Work to be completed: The data below should be restated word for word, with every picture omitted.

── Stored records ──

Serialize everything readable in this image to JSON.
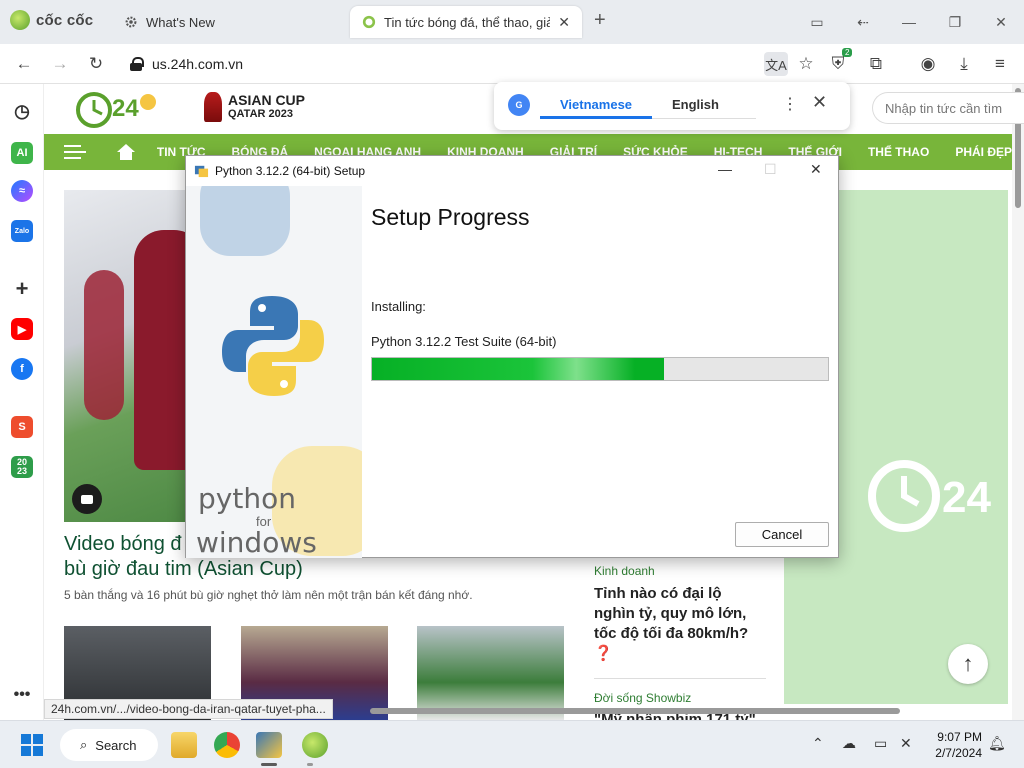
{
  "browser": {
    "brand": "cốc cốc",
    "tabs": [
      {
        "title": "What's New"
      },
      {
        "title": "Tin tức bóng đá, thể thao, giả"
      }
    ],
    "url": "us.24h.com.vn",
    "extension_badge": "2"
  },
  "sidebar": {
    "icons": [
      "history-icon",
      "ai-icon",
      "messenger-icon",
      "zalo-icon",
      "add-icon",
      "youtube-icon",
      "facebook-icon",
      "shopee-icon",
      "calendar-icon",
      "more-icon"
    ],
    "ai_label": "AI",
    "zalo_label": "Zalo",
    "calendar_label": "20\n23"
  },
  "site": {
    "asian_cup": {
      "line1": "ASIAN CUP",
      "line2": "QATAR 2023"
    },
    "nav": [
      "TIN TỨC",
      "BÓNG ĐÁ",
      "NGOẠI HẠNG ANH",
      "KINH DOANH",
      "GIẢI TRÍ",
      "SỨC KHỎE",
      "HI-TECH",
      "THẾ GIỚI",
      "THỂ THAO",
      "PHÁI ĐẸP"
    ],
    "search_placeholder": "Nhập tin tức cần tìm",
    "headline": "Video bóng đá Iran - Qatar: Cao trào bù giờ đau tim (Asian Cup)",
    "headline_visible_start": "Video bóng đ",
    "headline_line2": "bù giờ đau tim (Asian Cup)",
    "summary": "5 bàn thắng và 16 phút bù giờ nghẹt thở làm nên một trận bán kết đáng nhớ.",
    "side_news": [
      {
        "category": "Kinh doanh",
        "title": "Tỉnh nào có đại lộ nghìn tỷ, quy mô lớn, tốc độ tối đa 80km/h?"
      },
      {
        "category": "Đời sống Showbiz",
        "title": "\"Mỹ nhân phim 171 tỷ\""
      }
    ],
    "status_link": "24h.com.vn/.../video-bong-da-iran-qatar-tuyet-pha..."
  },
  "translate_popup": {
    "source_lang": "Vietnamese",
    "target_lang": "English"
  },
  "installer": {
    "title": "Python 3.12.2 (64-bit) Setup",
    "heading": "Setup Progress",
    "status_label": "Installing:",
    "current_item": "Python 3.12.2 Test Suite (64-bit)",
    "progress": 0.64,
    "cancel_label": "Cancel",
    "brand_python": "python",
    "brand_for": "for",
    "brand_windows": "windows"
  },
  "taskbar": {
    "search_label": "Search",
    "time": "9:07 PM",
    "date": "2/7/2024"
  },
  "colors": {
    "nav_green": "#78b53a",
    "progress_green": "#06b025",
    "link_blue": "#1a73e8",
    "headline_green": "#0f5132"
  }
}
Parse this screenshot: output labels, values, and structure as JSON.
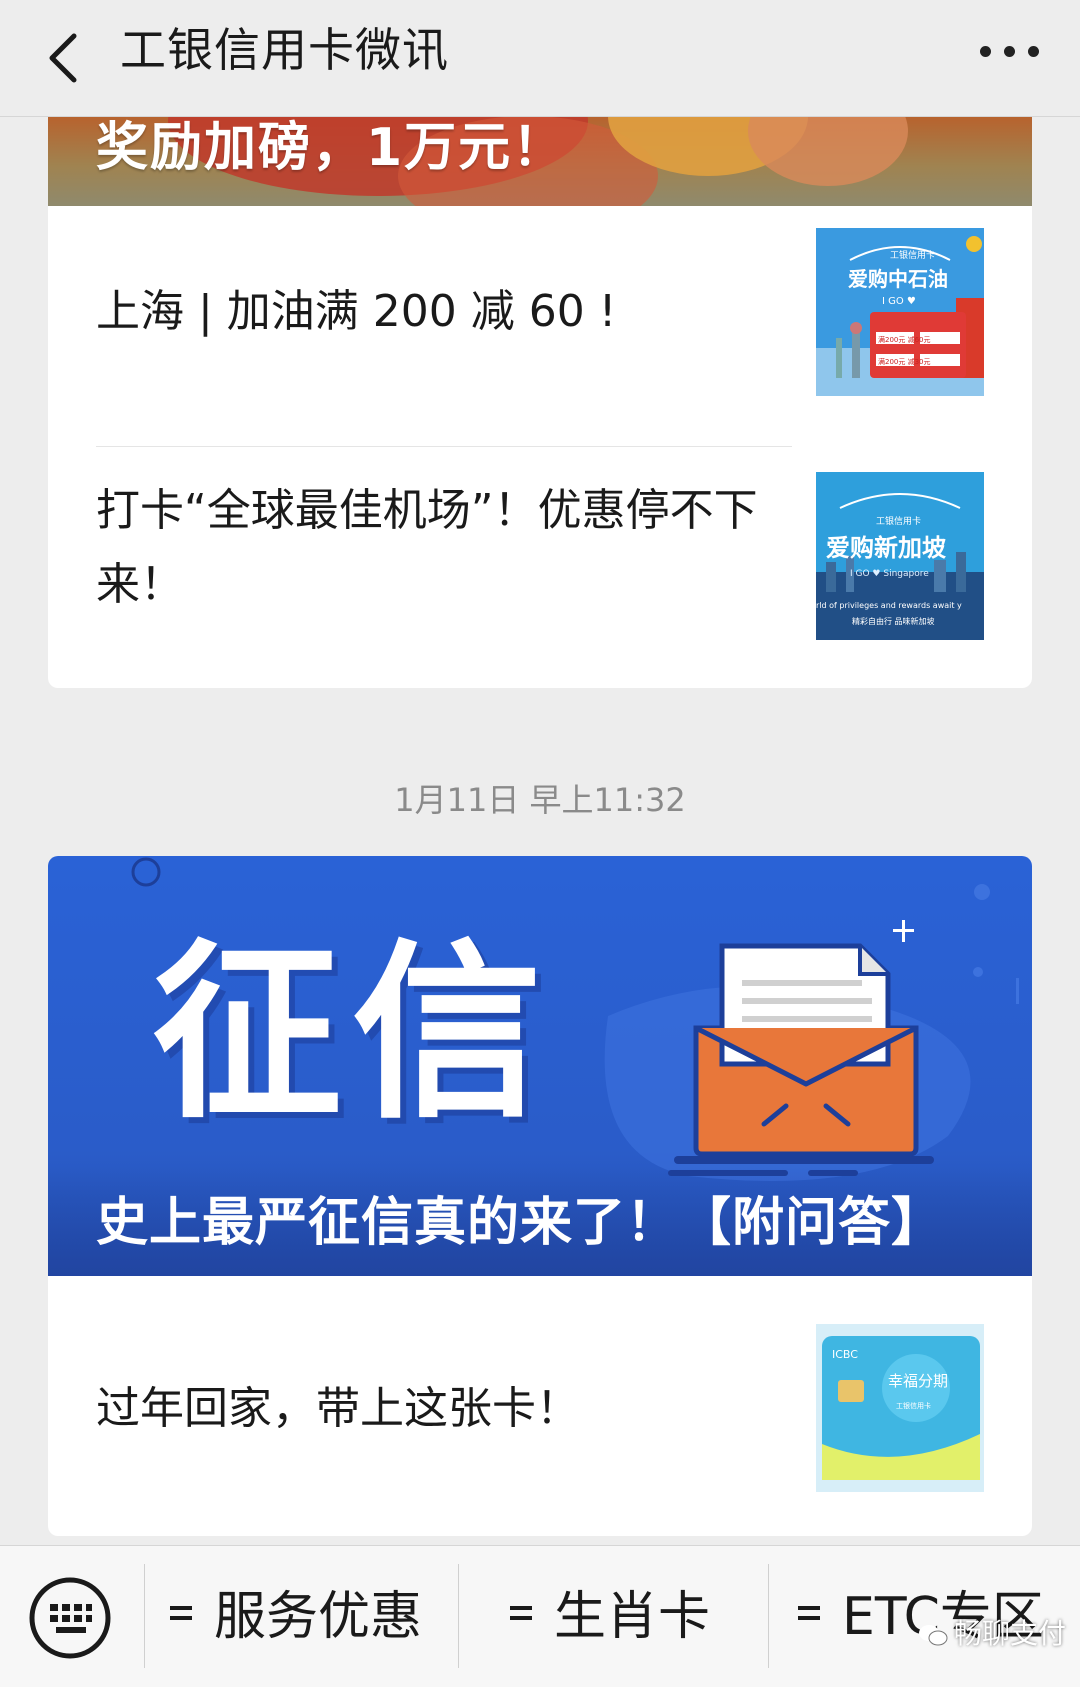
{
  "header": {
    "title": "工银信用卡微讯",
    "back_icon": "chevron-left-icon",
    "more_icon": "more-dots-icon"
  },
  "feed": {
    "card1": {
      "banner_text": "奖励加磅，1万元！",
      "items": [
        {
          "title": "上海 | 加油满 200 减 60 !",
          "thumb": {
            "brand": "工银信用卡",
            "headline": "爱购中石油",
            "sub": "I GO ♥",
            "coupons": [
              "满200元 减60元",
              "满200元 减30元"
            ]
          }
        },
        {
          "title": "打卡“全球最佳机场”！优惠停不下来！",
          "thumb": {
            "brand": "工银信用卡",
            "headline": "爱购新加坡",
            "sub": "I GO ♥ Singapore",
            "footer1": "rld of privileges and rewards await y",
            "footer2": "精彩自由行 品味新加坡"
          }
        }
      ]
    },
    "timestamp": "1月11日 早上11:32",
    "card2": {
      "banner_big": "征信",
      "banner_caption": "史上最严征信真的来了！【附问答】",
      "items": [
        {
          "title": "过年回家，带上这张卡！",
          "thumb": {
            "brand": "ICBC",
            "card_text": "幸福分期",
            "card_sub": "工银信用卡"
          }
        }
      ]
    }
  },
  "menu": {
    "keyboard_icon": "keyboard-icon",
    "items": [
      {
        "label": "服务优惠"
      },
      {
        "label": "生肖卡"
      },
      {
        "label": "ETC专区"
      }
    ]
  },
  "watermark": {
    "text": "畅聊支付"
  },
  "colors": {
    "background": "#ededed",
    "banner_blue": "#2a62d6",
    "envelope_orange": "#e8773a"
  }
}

───

Response to this exercise:
Serialize everything readable in this image to JSON.
{
  "browser": {
    "brand": "cốc cốc",
    "tabs": [
      {
        "title": "What's New"
      },
      {
        "title": "Tin tức bóng đá, thể thao, giả"
      }
    ],
    "url": "us.24h.com.vn",
    "extension_badge": "2"
  },
  "sidebar": {
    "icons": [
      "history-icon",
      "ai-icon",
      "messenger-icon",
      "zalo-icon",
      "add-icon",
      "youtube-icon",
      "facebook-icon",
      "shopee-icon",
      "calendar-icon",
      "more-icon"
    ],
    "ai_label": "AI",
    "zalo_label": "Zalo",
    "calendar_label": "20\n23"
  },
  "site": {
    "asian_cup": {
      "line1": "ASIAN CUP",
      "line2": "QATAR 2023"
    },
    "nav": [
      "TIN TỨC",
      "BÓNG ĐÁ",
      "NGOẠI HẠNG ANH",
      "KINH DOANH",
      "GIẢI TRÍ",
      "SỨC KHỎE",
      "HI-TECH",
      "THẾ GIỚI",
      "THỂ THAO",
      "PHÁI ĐẸP"
    ],
    "search_placeholder": "Nhập tin tức cần tìm",
    "headline": "Video bóng đá Iran - Qatar: Cao trào bù giờ đau tim (Asian Cup)",
    "headline_visible_start": "Video bóng đ",
    "headline_line2": "bù giờ đau tim (Asian Cup)",
    "summary": "5 bàn thắng và 16 phút bù giờ nghẹt thở làm nên một trận bán kết đáng nhớ.",
    "side_news": [
      {
        "category": "Kinh doanh",
        "title": "Tỉnh nào có đại lộ nghìn tỷ, quy mô lớn, tốc độ tối đa 80km/h?"
      },
      {
        "category": "Đời sống Showbiz",
        "title": "\"Mỹ nhân phim 171 tỷ\""
      }
    ],
    "status_link": "24h.com.vn/.../video-bong-da-iran-qatar-tuyet-pha..."
  },
  "translate_popup": {
    "source_lang": "Vietnamese",
    "target_lang": "English"
  },
  "installer": {
    "title": "Python 3.12.2 (64-bit) Setup",
    "heading": "Setup Progress",
    "status_label": "Installing:",
    "current_item": "Python 3.12.2 Test Suite (64-bit)",
    "progress": 0.64,
    "cancel_label": "Cancel",
    "brand_python": "python",
    "brand_for": "for",
    "brand_windows": "windows"
  },
  "taskbar": {
    "search_label": "Search",
    "time": "9:07 PM",
    "date": "2/7/2024"
  },
  "colors": {
    "nav_green": "#78b53a",
    "progress_green": "#06b025",
    "link_blue": "#1a73e8",
    "headline_green": "#0f5132"
  }
}
Parse this screenshot: output labels, values, and structure as JSON.
{
  "header": {
    "title": "工银信用卡微讯",
    "back_icon": "chevron-left-icon",
    "more_icon": "more-dots-icon"
  },
  "feed": {
    "card1": {
      "banner_text": "奖励加磅，1万元！",
      "items": [
        {
          "title": "上海 | 加油满 200 减 60 !",
          "thumb": {
            "brand": "工银信用卡",
            "headline": "爱购中石油",
            "sub": "I GO ♥",
            "coupons": [
              "满200元 减60元",
              "满200元 减30元"
            ]
          }
        },
        {
          "title": "打卡“全球最佳机场”！优惠停不下来！",
          "thumb": {
            "brand": "工银信用卡",
            "headline": "爱购新加坡",
            "sub": "I GO ♥ Singapore",
            "footer1": "rld of privileges and rewards await y",
            "footer2": "精彩自由行 品味新加坡"
          }
        }
      ]
    },
    "timestamp": "1月11日 早上11:32",
    "card2": {
      "banner_big": "征信",
      "banner_caption": "史上最严征信真的来了！【附问答】",
      "items": [
        {
          "title": "过年回家，带上这张卡！",
          "thumb": {
            "brand": "ICBC",
            "card_text": "幸福分期",
            "card_sub": "工银信用卡"
          }
        }
      ]
    }
  },
  "menu": {
    "keyboard_icon": "keyboard-icon",
    "items": [
      {
        "label": "服务优惠"
      },
      {
        "label": "生肖卡"
      },
      {
        "label": "ETC专区"
      }
    ]
  },
  "watermark": {
    "text": "畅聊支付"
  },
  "colors": {
    "background": "#ededed",
    "banner_blue": "#2a62d6",
    "envelope_orange": "#e8773a"
  }
}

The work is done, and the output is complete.